* [AIM OF THE EXERCISE]: All of the material below is to be restated word for word, apart from the pictures.

* [EXTRACTED DATA]:
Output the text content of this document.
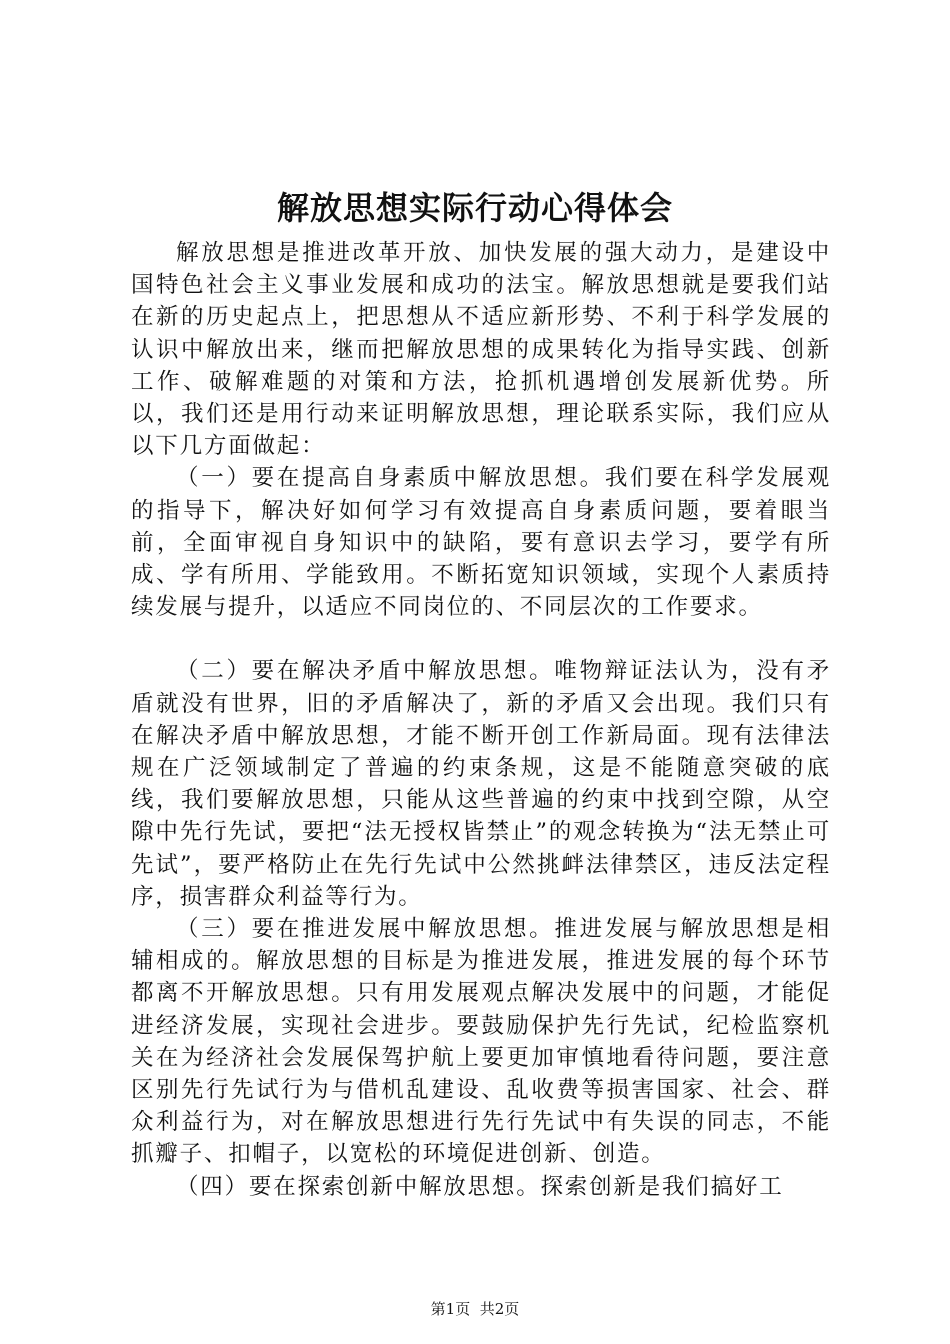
解放思想实际行动心得体会

解放思想是推进改革开放、加快发展的强大动力，是建设中国特色社会主义事业发展和成功的法宝。解放思想就是要我们站在新的历史起点上，把思想从不适应新形势、不利于科学发展的认识中解放出来，继而把解放思想的成果转化为指导实践、创新工作、破解难题的对策和方法，抢抓机遇增创发展新优势。所以，我们还是用行动来证明解放思想，理论联系实际，我们应从以下几方面做起：

（一）要在提高自身素质中解放思想。我们要在科学发展观的指导下，解决好如何学习有效提高自身素质问题，要着眼当前，全面审视自身知识中的缺陷，要有意识去学习，要学有所成、学有所用、学能致用。不断拓宽知识领域，实现个人素质持续发展与提升，以适应不同岗位的、不同层次的工作要求。

（二）要在解决矛盾中解放思想。唯物辩证法认为，没有矛盾就没有世界，旧的矛盾解决了，新的矛盾又会出现。我们只有在解决矛盾中解放思想，才能不断开创工作新局面。现有法律法规在广泛领域制定了普遍的约束条规，这是不能随意突破的底线，我们要解放思想，只能从这些普遍的约束中找到空隙，从空隙中先行先试，要把“法无授权皆禁止”的观念转换为“法无禁止可先试”，要严格防止在先行先试中公然挑衅法律禁区，违反法定程序，损害群众利益等行为。

（三）要在推进发展中解放思想。推进发展与解放思想是相辅相成的。解放思想的目标是为推进发展，推进发展的每个环节都离不开解放思想。只有用发展观点解决发展中的问题，才能促进经济发展，实现社会进步。要鼓励保护先行先试，纪检监察机关在为经济社会发展保驾护航上要更加审慎地看待问题，要注意区别先行先试行为与借机乱建设、乱收费等损害国家、社会、群众利益行为，对在解放思想进行先行先试中有失误的同志，不能抓瓣子、扣帽子，以宽松的环境促进创新、创造。

（四）要在探索创新中解放思想。探索创新是我们搞好工

第1页 共2页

* [EXERCISE ANSWER]:
Output the text content of this document.
解放思想实际行动心得体会

解放思想是推进改革开放、加快发展的强大动力，是建设中国特色社会主义事业发展和成功的法宝。解放思想就是要我们站在新的历史起点上，把思想从不适应新形势、不利于科学发展的认识中解放出来，继而把解放思想的成果转化为指导实践、创新工作、破解难题的对策和方法，抢抓机遇增创发展新优势。所以，我们还是用行动来证明解放思想，理论联系实际，我们应从以下几方面做起：

（一）要在提高自身素质中解放思想。我们要在科学发展观的指导下，解决好如何学习有效提高自身素质问题，要着眼当前，全面审视自身知识中的缺陷，要有意识去学习，要学有所成、学有所用、学能致用。不断拓宽知识领域，实现个人素质持续发展与提升，以适应不同岗位的、不同层次的工作要求。

（二）要在解决矛盾中解放思想。唯物辩证法认为，没有矛盾就没有世界，旧的矛盾解决了，新的矛盾又会出现。我们只有在解决矛盾中解放思想，才能不断开创工作新局面。现有法律法规在广泛领域制定了普遍的约束条规，这是不能随意突破的底线，我们要解放思想，只能从这些普遍的约束中找到空隙，从空隙中先行先试，要把“法无授权皆禁止”的观念转换为“法无禁止可先试”，要严格防止在先行先试中公然挑衅法律禁区，违反法定程序，损害群众利益等行为。

（三）要在推进发展中解放思想。推进发展与解放思想是相辅相成的。解放思想的目标是为推进发展，推进发展的每个环节都离不开解放思想。只有用发展观点解决发展中的问题，才能促进经济发展，实现社会进步。要鼓励保护先行先试，纪检监察机关在为经济社会发展保驾护航上要更加审慎地看待问题，要注意区别先行先试行为与借机乱建设、乱收费等损害国家、社会、群众利益行为，对在解放思想进行先行先试中有失误的同志，不能抓瓣子、扣帽子，以宽松的环境促进创新、创造。

（四）要在探索创新中解放思想。探索创新是我们搞好工

第1页 共2页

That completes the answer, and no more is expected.